Task requirements: Return the records exactly as they are.
"""
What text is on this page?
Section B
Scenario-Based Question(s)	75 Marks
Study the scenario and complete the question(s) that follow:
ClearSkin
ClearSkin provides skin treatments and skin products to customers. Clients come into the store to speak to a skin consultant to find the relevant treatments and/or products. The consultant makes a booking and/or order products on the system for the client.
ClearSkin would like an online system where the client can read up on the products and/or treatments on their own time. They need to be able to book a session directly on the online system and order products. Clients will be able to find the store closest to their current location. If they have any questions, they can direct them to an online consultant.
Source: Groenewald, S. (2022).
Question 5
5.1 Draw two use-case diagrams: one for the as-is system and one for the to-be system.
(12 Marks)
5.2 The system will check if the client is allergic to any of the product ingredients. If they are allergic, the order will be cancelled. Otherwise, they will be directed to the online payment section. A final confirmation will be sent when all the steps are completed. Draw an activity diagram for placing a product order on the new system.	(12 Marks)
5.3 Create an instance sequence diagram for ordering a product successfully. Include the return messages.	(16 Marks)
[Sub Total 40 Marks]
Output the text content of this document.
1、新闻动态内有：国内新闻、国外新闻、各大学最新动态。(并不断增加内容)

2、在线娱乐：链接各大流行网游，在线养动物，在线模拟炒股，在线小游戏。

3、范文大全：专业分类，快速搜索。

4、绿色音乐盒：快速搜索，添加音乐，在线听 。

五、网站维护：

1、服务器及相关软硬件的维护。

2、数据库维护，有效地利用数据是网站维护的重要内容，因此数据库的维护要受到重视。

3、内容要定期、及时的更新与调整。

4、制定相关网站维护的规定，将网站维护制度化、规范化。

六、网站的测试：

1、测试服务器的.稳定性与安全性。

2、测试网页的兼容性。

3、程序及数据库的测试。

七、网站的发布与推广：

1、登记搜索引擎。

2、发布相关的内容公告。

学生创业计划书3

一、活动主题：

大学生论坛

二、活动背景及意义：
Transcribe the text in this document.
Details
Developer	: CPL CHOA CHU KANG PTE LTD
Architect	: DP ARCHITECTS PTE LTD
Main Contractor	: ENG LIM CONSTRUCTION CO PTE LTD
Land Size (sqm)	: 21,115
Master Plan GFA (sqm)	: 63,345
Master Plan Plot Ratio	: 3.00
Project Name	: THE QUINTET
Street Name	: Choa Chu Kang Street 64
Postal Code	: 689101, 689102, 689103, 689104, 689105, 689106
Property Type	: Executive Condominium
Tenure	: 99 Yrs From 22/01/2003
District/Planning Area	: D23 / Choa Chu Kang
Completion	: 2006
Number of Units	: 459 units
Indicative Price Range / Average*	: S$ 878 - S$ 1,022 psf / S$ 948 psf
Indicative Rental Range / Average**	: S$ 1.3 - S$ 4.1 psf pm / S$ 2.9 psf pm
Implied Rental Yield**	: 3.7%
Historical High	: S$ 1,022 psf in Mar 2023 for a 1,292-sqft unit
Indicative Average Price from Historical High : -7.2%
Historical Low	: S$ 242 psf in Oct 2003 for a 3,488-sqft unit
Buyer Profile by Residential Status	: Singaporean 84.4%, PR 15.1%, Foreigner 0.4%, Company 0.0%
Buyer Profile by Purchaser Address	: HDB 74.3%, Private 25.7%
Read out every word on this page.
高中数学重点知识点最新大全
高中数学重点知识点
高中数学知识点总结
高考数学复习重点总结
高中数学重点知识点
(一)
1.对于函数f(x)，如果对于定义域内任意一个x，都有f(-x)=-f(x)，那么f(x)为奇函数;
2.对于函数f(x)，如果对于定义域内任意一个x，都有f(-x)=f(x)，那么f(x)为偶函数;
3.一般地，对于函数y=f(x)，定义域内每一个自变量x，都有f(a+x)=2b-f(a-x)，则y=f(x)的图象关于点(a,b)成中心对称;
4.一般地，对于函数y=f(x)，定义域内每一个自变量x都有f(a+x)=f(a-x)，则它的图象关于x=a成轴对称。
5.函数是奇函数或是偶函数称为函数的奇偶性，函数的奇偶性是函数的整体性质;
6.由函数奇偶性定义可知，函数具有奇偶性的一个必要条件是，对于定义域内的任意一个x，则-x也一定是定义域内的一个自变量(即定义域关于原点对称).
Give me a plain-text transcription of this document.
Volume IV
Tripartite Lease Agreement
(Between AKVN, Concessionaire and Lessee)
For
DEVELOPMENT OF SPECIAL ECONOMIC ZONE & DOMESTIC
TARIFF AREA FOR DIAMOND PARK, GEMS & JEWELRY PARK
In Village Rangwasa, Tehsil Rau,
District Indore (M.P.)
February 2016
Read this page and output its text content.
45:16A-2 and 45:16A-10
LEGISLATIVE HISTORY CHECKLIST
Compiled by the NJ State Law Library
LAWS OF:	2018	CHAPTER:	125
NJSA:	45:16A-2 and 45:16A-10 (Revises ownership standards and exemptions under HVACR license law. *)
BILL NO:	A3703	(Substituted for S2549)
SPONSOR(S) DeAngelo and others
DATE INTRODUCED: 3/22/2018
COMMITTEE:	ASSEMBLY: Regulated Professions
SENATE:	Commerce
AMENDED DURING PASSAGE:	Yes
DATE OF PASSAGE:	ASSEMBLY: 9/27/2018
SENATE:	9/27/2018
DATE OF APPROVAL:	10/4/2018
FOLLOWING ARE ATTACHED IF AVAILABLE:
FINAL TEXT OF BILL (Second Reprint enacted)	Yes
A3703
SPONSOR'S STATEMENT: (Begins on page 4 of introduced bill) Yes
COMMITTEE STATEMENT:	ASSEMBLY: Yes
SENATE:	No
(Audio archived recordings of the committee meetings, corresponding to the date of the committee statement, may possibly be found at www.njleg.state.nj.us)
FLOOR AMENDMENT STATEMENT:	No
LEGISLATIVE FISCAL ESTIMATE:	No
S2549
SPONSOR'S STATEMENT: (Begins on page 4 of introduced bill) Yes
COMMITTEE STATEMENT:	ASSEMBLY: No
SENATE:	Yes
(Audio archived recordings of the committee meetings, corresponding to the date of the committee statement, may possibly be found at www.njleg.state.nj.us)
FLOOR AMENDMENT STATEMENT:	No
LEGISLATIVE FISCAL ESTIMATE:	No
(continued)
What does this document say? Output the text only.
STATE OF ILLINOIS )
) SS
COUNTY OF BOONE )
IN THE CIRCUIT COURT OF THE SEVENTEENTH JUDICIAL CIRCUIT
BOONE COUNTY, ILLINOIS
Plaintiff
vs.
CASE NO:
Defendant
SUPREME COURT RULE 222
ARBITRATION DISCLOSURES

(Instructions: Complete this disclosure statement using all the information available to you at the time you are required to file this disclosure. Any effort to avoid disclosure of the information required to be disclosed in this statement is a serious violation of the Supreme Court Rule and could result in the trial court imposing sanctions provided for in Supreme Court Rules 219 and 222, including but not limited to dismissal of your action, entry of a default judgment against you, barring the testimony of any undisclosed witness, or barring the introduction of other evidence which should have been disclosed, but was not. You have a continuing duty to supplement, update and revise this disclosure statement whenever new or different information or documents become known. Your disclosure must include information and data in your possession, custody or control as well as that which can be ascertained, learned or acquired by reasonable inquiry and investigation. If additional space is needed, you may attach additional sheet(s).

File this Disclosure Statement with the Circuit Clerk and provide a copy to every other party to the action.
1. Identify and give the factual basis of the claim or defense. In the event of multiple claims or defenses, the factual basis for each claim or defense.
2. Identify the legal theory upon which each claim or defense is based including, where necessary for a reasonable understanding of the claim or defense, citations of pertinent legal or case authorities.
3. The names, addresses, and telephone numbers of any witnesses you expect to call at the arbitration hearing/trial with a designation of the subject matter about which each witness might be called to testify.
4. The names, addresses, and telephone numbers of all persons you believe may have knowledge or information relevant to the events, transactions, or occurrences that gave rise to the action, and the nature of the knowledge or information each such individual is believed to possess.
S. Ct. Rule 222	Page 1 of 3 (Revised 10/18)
"""
Full response:
What text is on this page?
Section B
Scenario-Based Question(s)	75 Marks
Study the scenario and complete the question(s) that follow:
ClearSkin
ClearSkin provides skin treatments and skin products to customers. Clients come into the store to speak to a skin consultant to find the relevant treatments and/or products. The consultant makes a booking and/or order products on the system for the client.
ClearSkin would like an online system where the client can read up on the products and/or treatments on their own time. They need to be able to book a session directly on the online system and order products. Clients will be able to find the store closest to their current location. If they have any questions, they can direct them to an online consultant.
Source: Groenewald, S. (2022).
Question 5
5.1 Draw two use-case diagrams: one for the as-is system and one for the to-be system.
(12 Marks)
5.2 The system will check if the client is allergic to any of the product ingredients. If they are allergic, the order will be cancelled. Otherwise, they will be directed to the online payment section. A final confirmation will be sent when all the steps are completed. Draw an activity diagram for placing a product order on the new system.	(12 Marks)
5.3 Create an instance sequence diagram for ordering a product successfully. Include the return messages.	(16 Marks)
[Sub Total 40 Marks]
Output the text content of this document.
1、新闻动态内有：国内新闻、国外新闻、各大学最新动态。(并不断增加内容)

2、在线娱乐：链接各大流行网游，在线养动物，在线模拟炒股，在线小游戏。

3、范文大全：专业分类，快速搜索。

4、绿色音乐盒：快速搜索，添加音乐，在线听 。

五、网站维护：

1、服务器及相关软硬件的维护。

2、数据库维护，有效地利用数据是网站维护的重要内容，因此数据库的维护要受到重视。

3、内容要定期、及时的更新与调整。

4、制定相关网站维护的规定，将网站维护制度化、规范化。

六、网站的测试：

1、测试服务器的.稳定性与安全性。

2、测试网页的兼容性。

3、程序及数据库的测试。

七、网站的发布与推广：

1、登记搜索引擎。

2、发布相关的内容公告。

学生创业计划书3

一、活动主题：

大学生论坛

二、活动背景及意义：
Transcribe the text in this document.
Details
Developer	: CPL CHOA CHU KANG PTE LTD
Architect	: DP ARCHITECTS PTE LTD
Main Contractor	: ENG LIM CONSTRUCTION CO PTE LTD
Land Size (sqm)	: 21,115
Master Plan GFA (sqm)	: 63,345
Master Plan Plot Ratio	: 3.00
Project Name	: THE QUINTET
Street Name	: Choa Chu Kang Street 64
Postal Code	: 689101, 689102, 689103, 689104, 689105, 689106
Property Type	: Executive Condominium
Tenure	: 99 Yrs From 22/01/2003
District/Planning Area	: D23 / Choa Chu Kang
Completion	: 2006
Number of Units	: 459 units
Indicative Price Range / Average*	: S$ 878 - S$ 1,022 psf / S$ 948 psf
Indicative Rental Range / Average**	: S$ 1.3 - S$ 4.1 psf pm / S$ 2.9 psf pm
Implied Rental Yield**	: 3.7%
Historical High	: S$ 1,022 psf in Mar 2023 for a 1,292-sqft unit
Indicative Average Price from Historical High : -7.2%
Historical Low	: S$ 242 psf in Oct 2003 for a 3,488-sqft unit
Buyer Profile by Residential Status	: Singaporean 84.4%, PR 15.1%, Foreigner 0.4%, Company 0.0%
Buyer Profile by Purchaser Address	: HDB 74.3%, Private 25.7%
Read out every word on this page.
高中数学重点知识点最新大全
高中数学重点知识点
高中数学知识点总结
高考数学复习重点总结
高中数学重点知识点
(一)
1.对于函数f(x)，如果对于定义域内任意一个x，都有f(-x)=-f(x)，那么f(x)为奇函数;
2.对于函数f(x)，如果对于定义域内任意一个x，都有f(-x)=f(x)，那么f(x)为偶函数;
3.一般地，对于函数y=f(x)，定义域内每一个自变量x，都有f(a+x)=2b-f(a-x)，则y=f(x)的图象关于点(a,b)成中心对称;
4.一般地，对于函数y=f(x)，定义域内每一个自变量x都有f(a+x)=f(a-x)，则它的图象关于x=a成轴对称。
5.函数是奇函数或是偶函数称为函数的奇偶性，函数的奇偶性是函数的整体性质;
6.由函数奇偶性定义可知，函数具有奇偶性的一个必要条件是，对于定义域内的任意一个x，则-x也一定是定义域内的一个自变量(即定义域关于原点对称).
Give me a plain-text transcription of this document.
Volume IV
Tripartite Lease Agreement
(Between AKVN, Concessionaire and Lessee)
For
DEVELOPMENT OF SPECIAL ECONOMIC ZONE & DOMESTIC
TARIFF AREA FOR DIAMOND PARK, GEMS & JEWELRY PARK
In Village Rangwasa, Tehsil Rau,
District Indore (M.P.)
February 2016
Read this page and output its text content.
45:16A-2 and 45:16A-10
LEGISLATIVE HISTORY CHECKLIST
Compiled by the NJ State Law Library
LAWS OF:	2018	CHAPTER:	125
NJSA:	45:16A-2 and 45:16A-10 (Revises ownership standards and exemptions under HVACR license law. *)
BILL NO:	A3703	(Substituted for S2549)
SPONSOR(S) DeAngelo and others
DATE INTRODUCED: 3/22/2018
COMMITTEE:	ASSEMBLY: Regulated Professions
SENATE:	Commerce
AMENDED DURING PASSAGE:	Yes
DATE OF PASSAGE:	ASSEMBLY: 9/27/2018
SENATE:	9/27/2018
DATE OF APPROVAL:	10/4/2018
FOLLOWING ARE ATTACHED IF AVAILABLE:
FINAL TEXT OF BILL (Second Reprint enacted)	Yes
A3703
SPONSOR'S STATEMENT: (Begins on page 4 of introduced bill) Yes
COMMITTEE STATEMENT:	ASSEMBLY: Yes
SENATE:	No
(Audio archived recordings of the committee meetings, corresponding to the date of the committee statement, may possibly be found at www.njleg.state.nj.us)
FLOOR AMENDMENT STATEMENT:	No
LEGISLATIVE FISCAL ESTIMATE:	No
S2549
SPONSOR'S STATEMENT: (Begins on page 4 of introduced bill) Yes
COMMITTEE STATEMENT:	ASSEMBLY: No
SENATE:	Yes
(Audio archived recordings of the committee meetings, corresponding to the date of the committee statement, may possibly be found at www.njleg.state.nj.us)
FLOOR AMENDMENT STATEMENT:	No
LEGISLATIVE FISCAL ESTIMATE:	No
(continued)
What does this document say? Output the text only.
STATE OF ILLINOIS )
) SS
COUNTY OF BOONE )
IN THE CIRCUIT COURT OF THE SEVENTEENTH JUDICIAL CIRCUIT
BOONE COUNTY, ILLINOIS
Plaintiff
vs.
CASE NO:
Defendant
SUPREME COURT RULE 222
ARBITRATION DISCLOSURES

(Instructions: Complete this disclosure statement using all the information available to you at the time you are required to file this disclosure. Any effort to avoid disclosure of the information required to be disclosed in this statement is a serious violation of the Supreme Court Rule and could result in the trial court imposing sanctions provided for in Supreme Court Rules 219 and 222, including but not limited to dismissal of your action, entry of a default judgment against you, barring the testimony of any undisclosed witness, or barring the introduction of other evidence which should have been disclosed, but was not. You have a continuing duty to supplement, update and revise this disclosure statement whenever new or different information or documents become known. Your disclosure must include information and data in your possession, custody or control as well as that which can be ascertained, learned or acquired by reasonable inquiry and investigation. If additional space is needed, you may attach additional sheet(s).

File this Disclosure Statement with the Circuit Clerk and provide a copy to every other party to the action.
1. Identify and give the factual basis of the claim or defense. In the event of multiple claims or defenses, the factual basis for each claim or defense.
2. Identify the legal theory upon which each claim or defense is based including, where necessary for a reasonable understanding of the claim or defense, citations of pertinent legal or case authorities.
3. The names, addresses, and telephone numbers of any witnesses you expect to call at the arbitration hearing/trial with a designation of the subject matter about which each witness might be called to testify.
4. The names, addresses, and telephone numbers of all persons you believe may have knowledge or information relevant to the events, transactions, or occurrences that gave rise to the action, and the nature of the knowledge or information each such individual is believed to possess.
S. Ct. Rule 222	Page 1 of 3 (Revised 10/18)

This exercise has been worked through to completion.